*Tasks to carry out:*
[1] Name every physical trait that the Secure Flight excerpt gives as an example of data that could tell an individual apart from someone on the watch list.
[2] Pick up the Secure Flight excerpt right after its last sentence and write the next part.

*Excerpt to read:*
----------

The DHS TRIP program is a robust and effective mechanism for 
individuals who believe that they have been delayed or prohibited from 
boarding or denied entry to the airport sterile area as the result of 
the Secure Flight program to

[[Page 63708]]

seek redress and relief. With the implementation of Secure Flight, TSA 
believes that it will become even more effective with uniform 
application by the government, rather than relying on application by 
individual airlines. When an individual requests access to his or her 
information through the redress process, the request will be examined 
on a case by case basis, and, after conferring with the appropriate 
component or agency, the agency may waive applicable exemptions in 
appropriate circumstances where it would not appear to interfere with 
or adversely affect the law enforcement or national security purposes 
of the systems from which the information is recompiled or in which it 
is contained. Again, TSA shall not assert any exemption with respect to 
information submitted by and collected from the individual or the 
individual's representative in the course of the Secure Flight Program 
or any redress process associated with the underlying records.
    3. Exemption from Requirement to Collect Only Relevant and 
Necessary Information. EFF and EPIC object to TSA's assertion of 
exemption authority under 5 U.S.C. 552a(e)(1) which permits the 
maintenance of information beyond that which is ``relevant and 
necessary'' to accomplish the agency's purpose. The groups' objection 
stems from their conviction that the watch lists used by Secure Flight 
are riddled with errors and inaccuracies. EFF states that the 
implementation of this exemption ``will serve only to increase the 
likelihood that Secure Flight will become an error-filled, invasive 
repository of all sorts of information bearing no relationship to its 
stated goals of expediting the pre-boarding process for travelers and 
improving transportation security.'' TSA appreciates this concern and 
similarly seeks to ensure that data used in the watch list matching 
process is as thorough, accurate, and current as possible. However, TSA 
must exempt portions of this system from (e)(1) because it is not 
always possible for TSA or other agencies to know in advance what 
information will be relevant or necessary for it to complete an 
identity comparison between aviation passengers or certain non-
travelers and a known or suspected terrorist. For example, for one 
individual hair color might be the distinguishing feature that allows 
TSA to distinguish him or her from someone on the watch list. For other 
individuals, eye color, or whether they have a tattoo may be data 
needed to distinguish them from someone on the watch list. For these 
individuals, hair or eye color is relevant, but not always necessary.

----------

*Data entries:*

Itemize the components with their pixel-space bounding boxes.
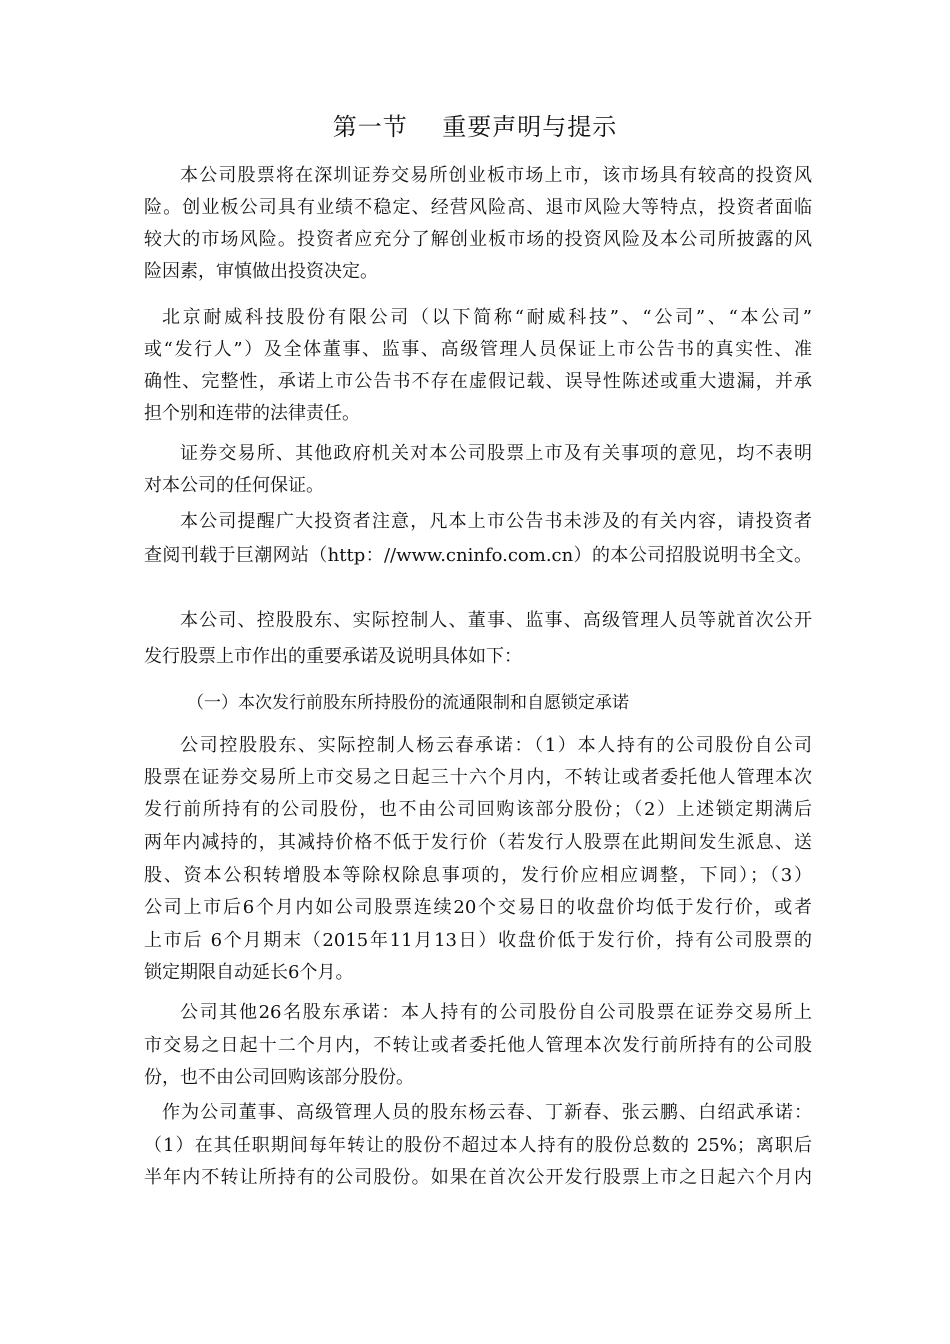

----------

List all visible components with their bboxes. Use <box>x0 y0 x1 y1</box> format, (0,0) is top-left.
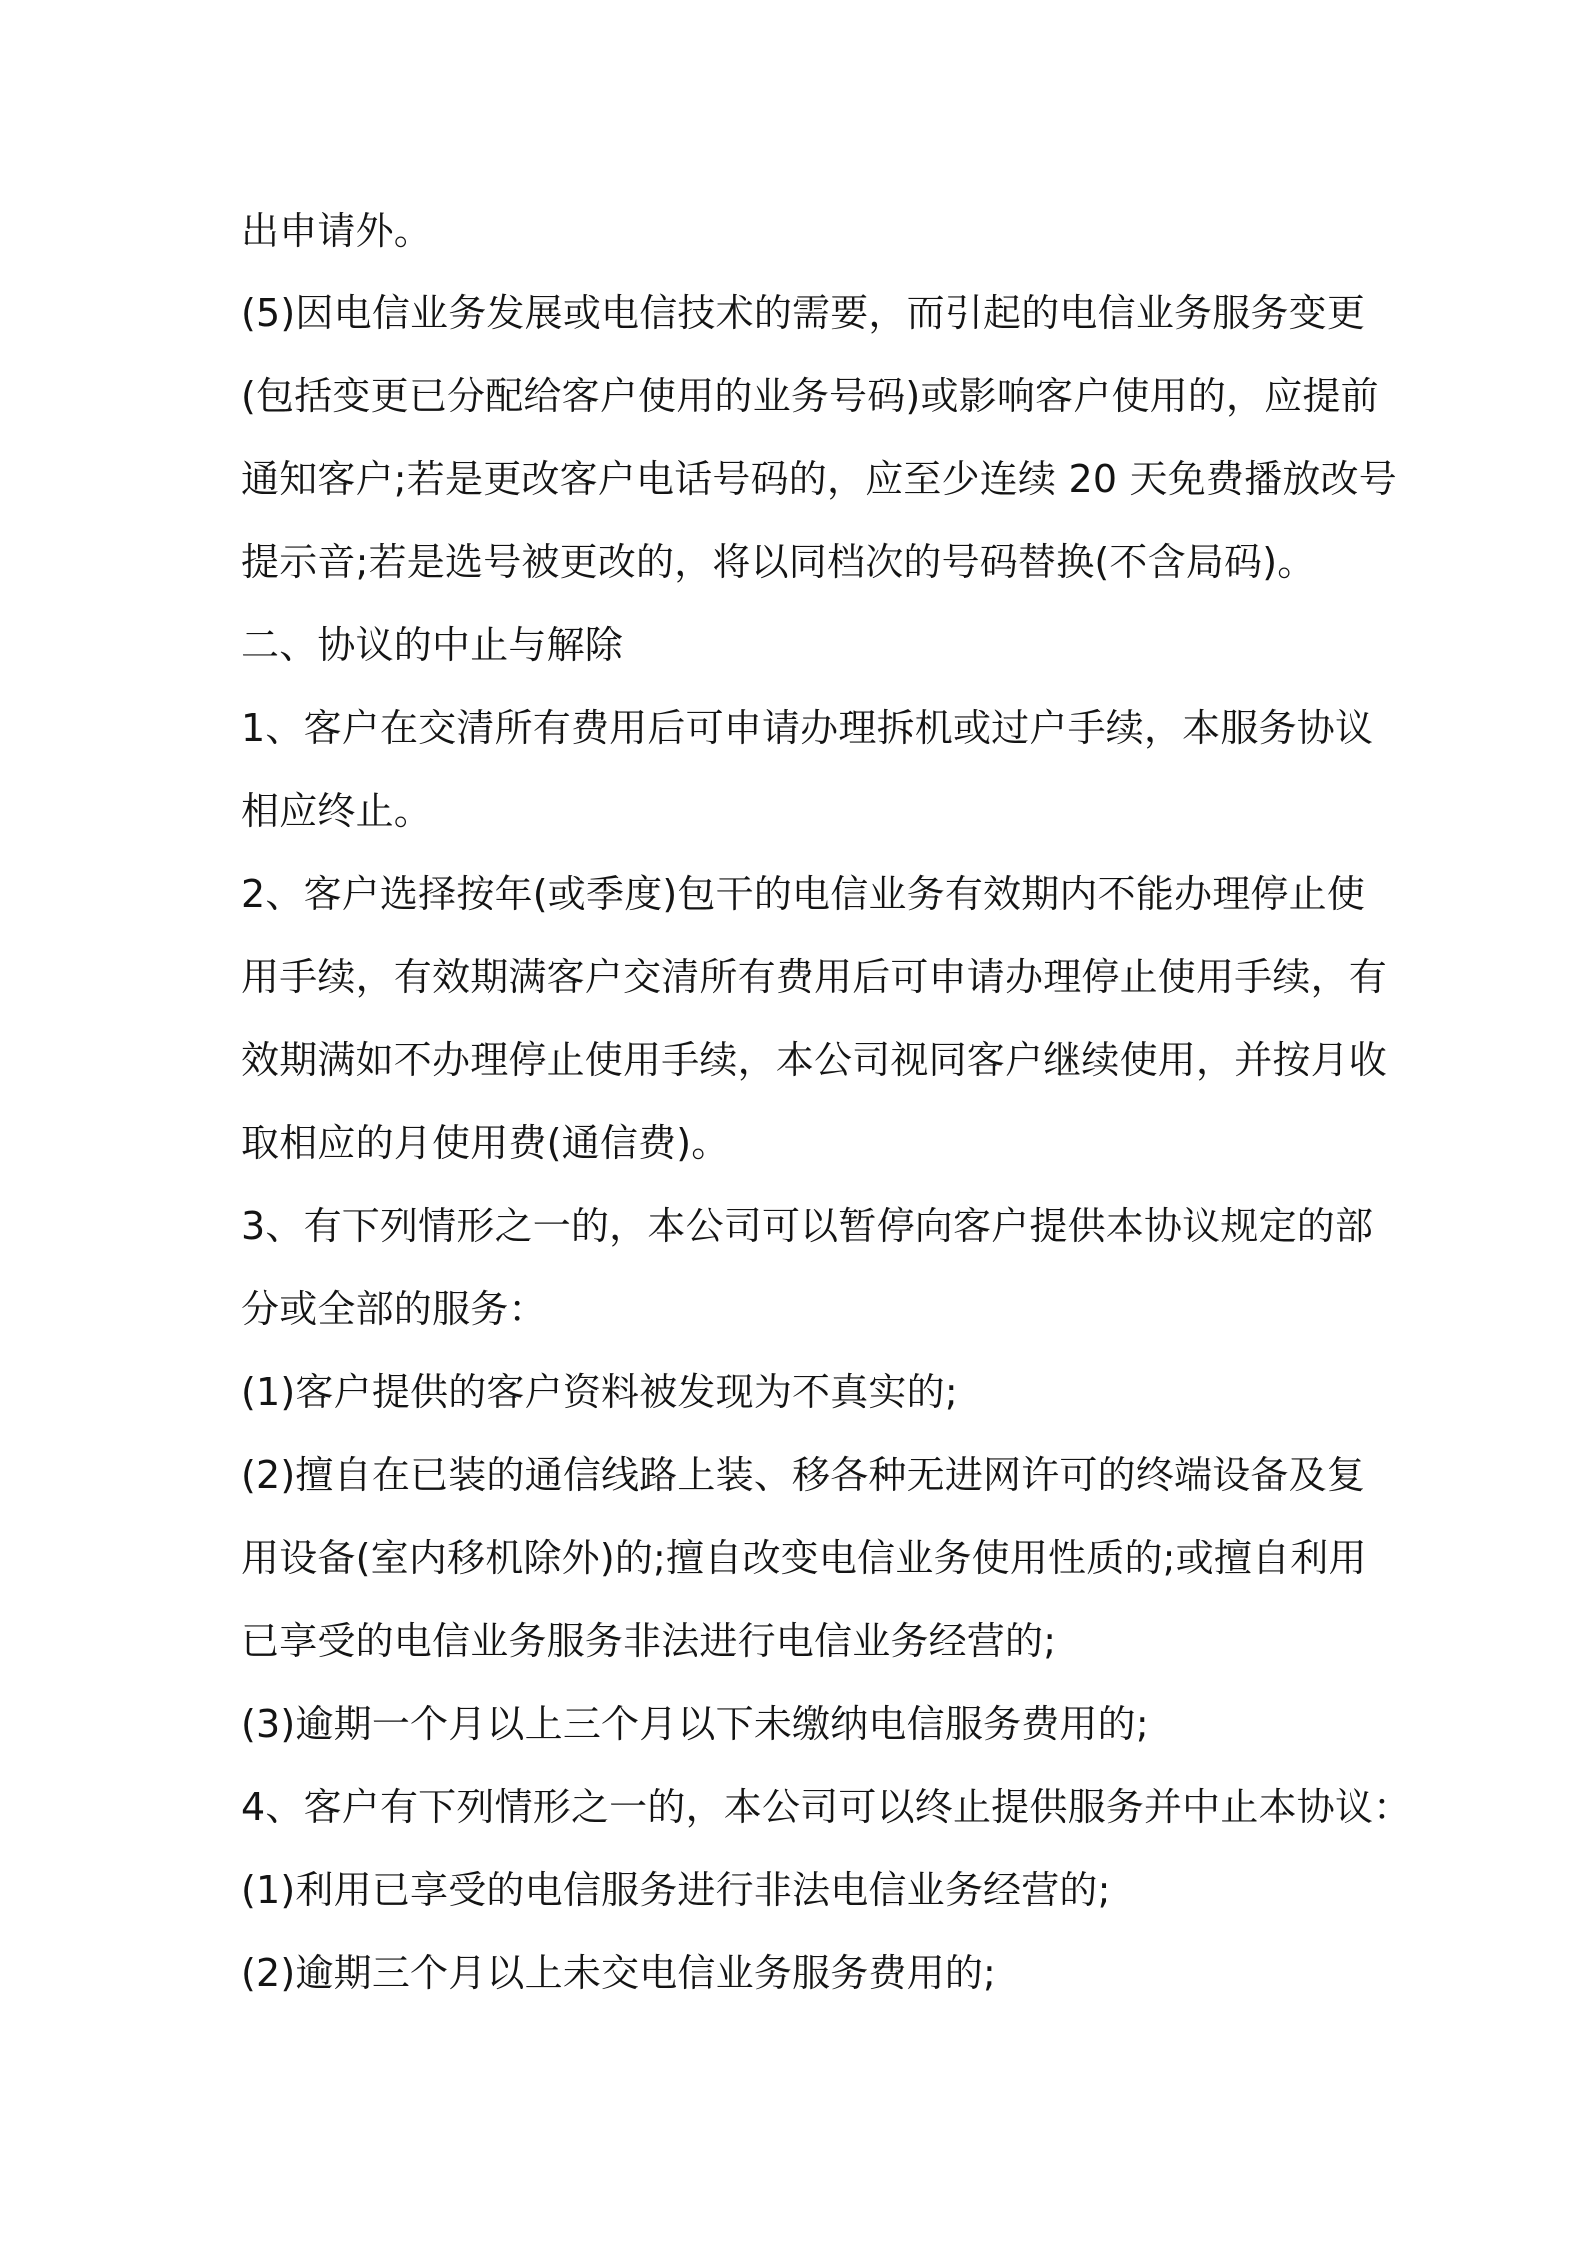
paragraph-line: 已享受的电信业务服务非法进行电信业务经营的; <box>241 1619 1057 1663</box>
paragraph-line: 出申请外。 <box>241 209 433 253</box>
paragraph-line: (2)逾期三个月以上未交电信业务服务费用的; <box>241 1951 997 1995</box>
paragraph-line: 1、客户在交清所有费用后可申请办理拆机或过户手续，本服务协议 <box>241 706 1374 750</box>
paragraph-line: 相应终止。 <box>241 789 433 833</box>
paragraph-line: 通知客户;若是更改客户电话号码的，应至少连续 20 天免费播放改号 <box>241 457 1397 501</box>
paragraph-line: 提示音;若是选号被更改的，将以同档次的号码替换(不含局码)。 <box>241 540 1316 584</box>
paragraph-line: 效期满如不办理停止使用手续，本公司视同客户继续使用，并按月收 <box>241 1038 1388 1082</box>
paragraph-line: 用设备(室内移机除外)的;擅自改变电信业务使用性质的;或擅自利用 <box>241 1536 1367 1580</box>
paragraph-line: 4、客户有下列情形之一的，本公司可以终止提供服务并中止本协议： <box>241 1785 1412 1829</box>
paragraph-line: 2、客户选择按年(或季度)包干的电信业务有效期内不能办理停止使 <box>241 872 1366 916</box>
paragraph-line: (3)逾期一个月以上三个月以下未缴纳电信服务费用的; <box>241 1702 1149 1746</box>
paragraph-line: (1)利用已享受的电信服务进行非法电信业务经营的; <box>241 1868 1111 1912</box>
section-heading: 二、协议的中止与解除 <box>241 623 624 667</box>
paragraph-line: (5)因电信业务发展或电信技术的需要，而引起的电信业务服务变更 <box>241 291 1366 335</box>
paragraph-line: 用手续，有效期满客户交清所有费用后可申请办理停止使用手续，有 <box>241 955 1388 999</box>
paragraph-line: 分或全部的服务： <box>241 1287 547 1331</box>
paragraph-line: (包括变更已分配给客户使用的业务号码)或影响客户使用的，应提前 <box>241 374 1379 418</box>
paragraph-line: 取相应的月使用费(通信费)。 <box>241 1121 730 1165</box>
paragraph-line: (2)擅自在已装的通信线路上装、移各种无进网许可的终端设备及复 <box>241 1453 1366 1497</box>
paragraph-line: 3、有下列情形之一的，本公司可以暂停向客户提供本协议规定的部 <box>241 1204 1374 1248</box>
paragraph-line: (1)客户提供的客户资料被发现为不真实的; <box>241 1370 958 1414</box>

----------

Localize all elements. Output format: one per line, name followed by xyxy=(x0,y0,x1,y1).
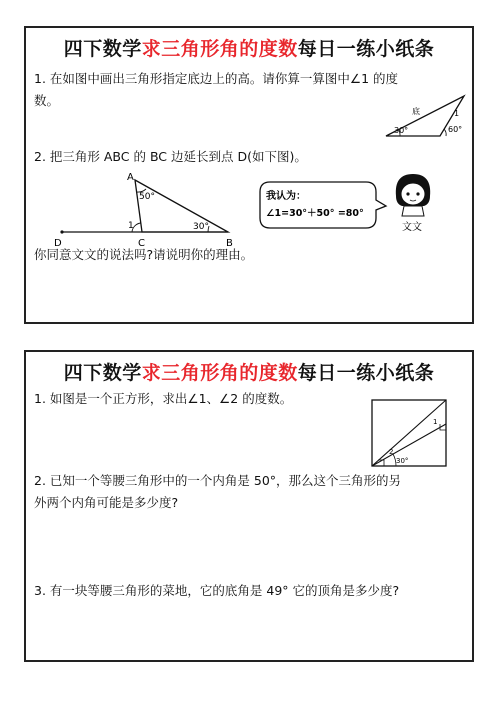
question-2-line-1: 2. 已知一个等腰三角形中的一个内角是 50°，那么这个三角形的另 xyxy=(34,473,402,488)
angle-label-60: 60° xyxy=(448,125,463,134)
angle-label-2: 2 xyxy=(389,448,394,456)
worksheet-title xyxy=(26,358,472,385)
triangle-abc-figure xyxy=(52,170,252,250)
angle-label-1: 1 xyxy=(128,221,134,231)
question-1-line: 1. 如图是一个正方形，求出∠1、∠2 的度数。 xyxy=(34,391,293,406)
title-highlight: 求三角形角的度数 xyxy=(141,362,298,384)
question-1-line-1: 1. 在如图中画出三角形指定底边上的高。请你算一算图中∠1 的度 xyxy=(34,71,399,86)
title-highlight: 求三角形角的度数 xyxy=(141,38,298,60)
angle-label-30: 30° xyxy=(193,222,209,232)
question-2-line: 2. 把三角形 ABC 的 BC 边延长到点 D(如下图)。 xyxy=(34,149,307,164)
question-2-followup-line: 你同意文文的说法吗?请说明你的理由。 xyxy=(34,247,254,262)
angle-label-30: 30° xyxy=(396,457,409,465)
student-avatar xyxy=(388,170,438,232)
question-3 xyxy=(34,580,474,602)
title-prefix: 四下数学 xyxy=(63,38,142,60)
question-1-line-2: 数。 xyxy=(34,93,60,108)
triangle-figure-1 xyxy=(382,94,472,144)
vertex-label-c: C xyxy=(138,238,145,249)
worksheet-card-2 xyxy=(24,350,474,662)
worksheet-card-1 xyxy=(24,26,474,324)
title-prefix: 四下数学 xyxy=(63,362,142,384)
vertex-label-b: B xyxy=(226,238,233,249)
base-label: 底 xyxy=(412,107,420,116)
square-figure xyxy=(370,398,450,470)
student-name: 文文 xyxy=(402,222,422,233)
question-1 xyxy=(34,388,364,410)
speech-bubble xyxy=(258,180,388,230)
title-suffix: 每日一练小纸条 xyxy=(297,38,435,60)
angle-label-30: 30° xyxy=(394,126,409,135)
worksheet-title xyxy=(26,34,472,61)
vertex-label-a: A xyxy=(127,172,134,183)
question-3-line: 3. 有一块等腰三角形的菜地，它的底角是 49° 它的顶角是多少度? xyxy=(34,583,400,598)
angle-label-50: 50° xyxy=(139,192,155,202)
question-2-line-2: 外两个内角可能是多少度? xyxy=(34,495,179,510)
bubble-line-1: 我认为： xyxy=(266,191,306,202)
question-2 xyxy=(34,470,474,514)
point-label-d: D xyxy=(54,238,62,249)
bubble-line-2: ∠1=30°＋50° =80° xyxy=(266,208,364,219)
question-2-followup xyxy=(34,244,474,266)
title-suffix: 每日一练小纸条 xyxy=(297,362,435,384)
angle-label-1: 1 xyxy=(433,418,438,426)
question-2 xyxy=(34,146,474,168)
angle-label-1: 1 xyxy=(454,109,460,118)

----------

*Answers for this exercise:*
[1]
- Hair color
- Eye color
- Whether the individual has a tattoo

[2]
In addition, TSA and other agencies may not always know what 
information about an encounter with a known or suspected terrorist will 
be relevant to law enforcement for the purpose of conducting an 
operational response. Further, employing this exemption is not 
inconsistent with the principles of the Privacy Act; the drafters of 
the Act established exemptions to provisions like (e)(1) to avoid 
inappropriately limiting the ability of the Government to carry out 
certain functions such as law enforcement. Constraining the collection 
of information in the Secure Flight Records system in accordance with 
the ``relevant and necessary'' requirement could discourage the 
appropriate collection of information and impede TSA's efforts to 
identify known or suspected terrorists and keep them from threatening 
transportation security.
    4. Exemption from Requirement of Maintaining All Records Used by 
the Agency in Making a Determination About an Individual with Accuracy, 
Relevance, Timeliness, and Completeness. Section (e)(5) of the Privacy 
Act requires agencies to maintain all records which are used by the 
agency in making any determination about any individual with such 
accuracy, relevance, timeliness, and completeness as is reasonably 
necessary to assure fairness to the individual in the determination.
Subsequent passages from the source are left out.